EXERCISE DETAILS
Please print the full listing exactly.

RECORD SET

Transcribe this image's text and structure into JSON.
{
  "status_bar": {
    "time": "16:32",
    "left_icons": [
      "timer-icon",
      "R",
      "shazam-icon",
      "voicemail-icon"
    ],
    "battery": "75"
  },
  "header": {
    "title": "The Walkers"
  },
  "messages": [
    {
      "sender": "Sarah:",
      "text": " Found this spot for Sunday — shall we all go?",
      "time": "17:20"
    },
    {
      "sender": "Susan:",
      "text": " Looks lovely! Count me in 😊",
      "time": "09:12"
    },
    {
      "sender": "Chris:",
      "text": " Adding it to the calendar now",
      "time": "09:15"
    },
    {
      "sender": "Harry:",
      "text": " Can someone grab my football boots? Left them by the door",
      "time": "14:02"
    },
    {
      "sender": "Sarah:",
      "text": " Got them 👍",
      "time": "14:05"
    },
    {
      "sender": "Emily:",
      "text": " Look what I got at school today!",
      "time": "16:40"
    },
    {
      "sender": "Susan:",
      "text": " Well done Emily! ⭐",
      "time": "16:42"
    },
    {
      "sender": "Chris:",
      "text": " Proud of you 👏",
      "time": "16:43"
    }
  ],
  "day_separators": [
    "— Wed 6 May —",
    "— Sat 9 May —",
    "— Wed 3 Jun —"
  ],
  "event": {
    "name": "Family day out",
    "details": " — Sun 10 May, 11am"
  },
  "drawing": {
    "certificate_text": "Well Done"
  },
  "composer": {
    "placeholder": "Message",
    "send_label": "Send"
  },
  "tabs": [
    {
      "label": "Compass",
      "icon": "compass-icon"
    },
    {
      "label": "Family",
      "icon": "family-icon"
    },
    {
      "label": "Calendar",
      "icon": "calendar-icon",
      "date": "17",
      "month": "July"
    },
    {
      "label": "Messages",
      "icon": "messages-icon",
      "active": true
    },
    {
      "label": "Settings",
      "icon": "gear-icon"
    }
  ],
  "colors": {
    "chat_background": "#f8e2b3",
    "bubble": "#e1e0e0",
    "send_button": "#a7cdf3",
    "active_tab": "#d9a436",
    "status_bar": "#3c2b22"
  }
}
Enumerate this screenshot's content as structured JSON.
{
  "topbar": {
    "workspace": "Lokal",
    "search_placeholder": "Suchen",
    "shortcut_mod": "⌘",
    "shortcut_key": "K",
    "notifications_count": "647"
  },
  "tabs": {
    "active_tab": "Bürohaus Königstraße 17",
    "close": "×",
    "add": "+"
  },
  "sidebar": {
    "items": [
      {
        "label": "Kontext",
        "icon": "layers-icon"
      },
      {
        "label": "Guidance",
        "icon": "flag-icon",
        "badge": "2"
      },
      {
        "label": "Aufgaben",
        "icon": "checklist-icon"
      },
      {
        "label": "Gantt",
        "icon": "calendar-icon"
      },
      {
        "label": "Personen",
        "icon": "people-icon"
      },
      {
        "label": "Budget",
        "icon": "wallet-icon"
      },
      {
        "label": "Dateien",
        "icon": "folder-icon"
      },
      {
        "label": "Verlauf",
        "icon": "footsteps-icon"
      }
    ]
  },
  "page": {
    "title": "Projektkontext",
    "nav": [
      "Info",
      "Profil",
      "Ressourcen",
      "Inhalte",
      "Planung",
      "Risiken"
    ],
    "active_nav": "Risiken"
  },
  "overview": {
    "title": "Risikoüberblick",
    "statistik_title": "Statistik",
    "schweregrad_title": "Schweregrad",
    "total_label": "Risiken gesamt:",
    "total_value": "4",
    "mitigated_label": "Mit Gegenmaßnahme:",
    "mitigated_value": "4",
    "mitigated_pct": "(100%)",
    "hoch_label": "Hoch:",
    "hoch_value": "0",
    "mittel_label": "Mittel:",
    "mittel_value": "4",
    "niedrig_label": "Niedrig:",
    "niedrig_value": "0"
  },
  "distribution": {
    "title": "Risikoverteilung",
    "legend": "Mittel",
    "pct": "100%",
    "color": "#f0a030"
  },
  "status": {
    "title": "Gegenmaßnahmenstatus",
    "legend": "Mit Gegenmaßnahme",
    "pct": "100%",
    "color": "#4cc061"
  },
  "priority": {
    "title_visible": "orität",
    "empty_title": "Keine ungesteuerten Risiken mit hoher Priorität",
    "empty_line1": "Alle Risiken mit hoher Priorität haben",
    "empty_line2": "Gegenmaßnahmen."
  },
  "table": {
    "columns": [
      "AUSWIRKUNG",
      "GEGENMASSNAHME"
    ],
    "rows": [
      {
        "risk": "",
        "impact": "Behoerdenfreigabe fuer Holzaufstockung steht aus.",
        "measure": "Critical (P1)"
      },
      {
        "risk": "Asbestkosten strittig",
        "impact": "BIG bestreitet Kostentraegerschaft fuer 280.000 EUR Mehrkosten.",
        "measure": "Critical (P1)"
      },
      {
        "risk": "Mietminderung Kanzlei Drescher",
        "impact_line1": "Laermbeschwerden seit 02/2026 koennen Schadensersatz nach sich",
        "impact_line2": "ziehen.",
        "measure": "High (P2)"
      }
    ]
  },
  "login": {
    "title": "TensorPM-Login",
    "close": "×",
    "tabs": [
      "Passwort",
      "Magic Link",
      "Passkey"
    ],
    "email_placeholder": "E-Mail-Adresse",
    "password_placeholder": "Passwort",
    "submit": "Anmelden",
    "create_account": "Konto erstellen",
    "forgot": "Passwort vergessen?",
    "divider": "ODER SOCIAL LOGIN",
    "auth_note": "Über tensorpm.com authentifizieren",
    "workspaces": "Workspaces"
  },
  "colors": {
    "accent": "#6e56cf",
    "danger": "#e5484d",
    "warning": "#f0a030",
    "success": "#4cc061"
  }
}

ANSWER TO THIS PROBLEM
Transcribe this image's text and structure into JSON.
{
  "status_bar": {
    "time": "16:32",
    "left_icons": [
      "timer-icon",
      "R",
      "shazam-icon",
      "voicemail-icon"
    ],
    "battery": "75"
  },
  "header": {
    "title": "The Walkers"
  },
  "messages": [
    {
      "sender": "Sarah:",
      "text": " Found this spot for Sunday — shall we all go?",
      "time": "17:20"
    },
    {
      "sender": "Susan:",
      "text": " Looks lovely! Count me in 😊",
      "time": "09:12"
    },
    {
      "sender": "Chris:",
      "text": " Adding it to the calendar now",
      "time": "09:15"
    },
    {
      "sender": "Harry:",
      "text": " Can someone grab my football boots? Left them by the door",
      "time": "14:02"
    },
    {
      "sender": "Sarah:",
      "text": " Got them 👍",
      "time": "14:05"
    },
    {
      "sender": "Emily:",
      "text": " Look what I got at school today!",
      "time": "16:40"
    },
    {
      "sender": "Susan:",
      "text": " Well done Emily! ⭐",
      "time": "16:42"
    },
    {
      "sender": "Chris:",
      "text": " Proud of you 👏",
      "time": "16:43"
    }
  ],
  "day_separators": [
    "— Wed 6 May —",
    "— Sat 9 May —",
    "— Wed 3 Jun —"
  ],
  "event": {
    "name": "Family day out",
    "details": " — Sun 10 May, 11am"
  },
  "drawing": {
    "certificate_text": "Well Done"
  },
  "composer": {
    "placeholder": "Message",
    "send_label": "Send"
  },
  "tabs": [
    {
      "label": "Compass",
      "icon": "compass-icon"
    },
    {
      "label": "Family",
      "icon": "family-icon"
    },
    {
      "label": "Calendar",
      "icon": "calendar-icon",
      "date": "17",
      "month": "July"
    },
    {
      "label": "Messages",
      "icon": "messages-icon",
      "active": true
    },
    {
      "label": "Settings",
      "icon": "gear-icon"
    }
  ],
  "colors": {
    "chat_background": "#f8e2b3",
    "bubble": "#e1e0e0",
    "send_button": "#a7cdf3",
    "active_tab": "#d9a436",
    "status_bar": "#3c2b22"
  }
}
Enumerate this screenshot's content as structured JSON.
{
  "topbar": {
    "workspace": "Lokal",
    "search_placeholder": "Suchen",
    "shortcut_mod": "⌘",
    "shortcut_key": "K",
    "notifications_count": "647"
  },
  "tabs": {
    "active_tab": "Bürohaus Königstraße 17",
    "close": "×",
    "add": "+"
  },
  "sidebar": {
    "items": [
      {
        "label": "Kontext",
        "icon": "layers-icon"
      },
      {
        "label": "Guidance",
        "icon": "flag-icon",
        "badge": "2"
      },
      {
        "label": "Aufgaben",
        "icon": "checklist-icon"
      },
      {
        "label": "Gantt",
        "icon": "calendar-icon"
      },
      {
        "label": "Personen",
        "icon": "people-icon"
      },
      {
        "label": "Budget",
        "icon": "wallet-icon"
      },
      {
        "label": "Dateien",
        "icon": "folder-icon"
      },
      {
        "label": "Verlauf",
        "icon": "footsteps-icon"
      }
    ]
  },
  "page": {
    "title": "Projektkontext",
    "nav": [
      "Info",
      "Profil",
      "Ressourcen",
      "Inhalte",
      "Planung",
      "Risiken"
    ],
    "active_nav": "Risiken"
  },
  "overview": {
    "title": "Risikoüberblick",
    "statistik_title": "Statistik",
    "schweregrad_title": "Schweregrad",
    "total_label": "Risiken gesamt:",
    "total_value": "4",
    "mitigated_label": "Mit Gegenmaßnahme:",
    "mitigated_value": "4",
    "mitigated_pct": "(100%)",
    "hoch_label": "Hoch:",
    "hoch_value": "0",
    "mittel_label": "Mittel:",
    "mittel_value": "4",
    "niedrig_label": "Niedrig:",
    "niedrig_value": "0"
  },
  "distribution": {
    "title": "Risikoverteilung",
    "legend": "Mittel",
    "pct": "100%",
    "color": "#f0a030"
  },
  "status": {
    "title": "Gegenmaßnahmenstatus",
    "legend": "Mit Gegenmaßnahme",
    "pct": "100%",
    "color": "#4cc061"
  },
  "priority": {
    "title_visible": "orität",
    "empty_title": "Keine ungesteuerten Risiken mit hoher Priorität",
    "empty_line1": "Alle Risiken mit hoher Priorität haben",
    "empty_line2": "Gegenmaßnahmen."
  },
  "table": {
    "columns": [
      "AUSWIRKUNG",
      "GEGENMASSNAHME"
    ],
    "rows": [
      {
        "risk": "",
        "impact": "Behoerdenfreigabe fuer Holzaufstockung steht aus.",
        "measure": "Critical (P1)"
      },
      {
        "risk": "Asbestkosten strittig",
        "impact": "BIG bestreitet Kostentraegerschaft fuer 280.000 EUR Mehrkosten.",
        "measure": "Critical (P1)"
      },
      {
        "risk": "Mietminderung Kanzlei Drescher",
        "impact_line1": "Laermbeschwerden seit 02/2026 koennen Schadensersatz nach sich",
        "impact_line2": "ziehen.",
        "measure": "High (P2)"
      }
    ]
  },
  "login": {
    "title": "TensorPM-Login",
    "close": "×",
    "tabs": [
      "Passwort",
      "Magic Link",
      "Passkey"
    ],
    "email_placeholder": "E-Mail-Adresse",
    "password_placeholder": "Passwort",
    "submit": "Anmelden",
    "create_account": "Konto erstellen",
    "forgot": "Passwort vergessen?",
    "divider": "ODER SOCIAL LOGIN",
    "auth_note": "Über tensorpm.com authentifizieren",
    "workspaces": "Workspaces"
  },
  "colors": {
    "accent": "#6e56cf",
    "danger": "#e5484d",
    "warning": "#f0a030",
    "success": "#4cc061"
  }
}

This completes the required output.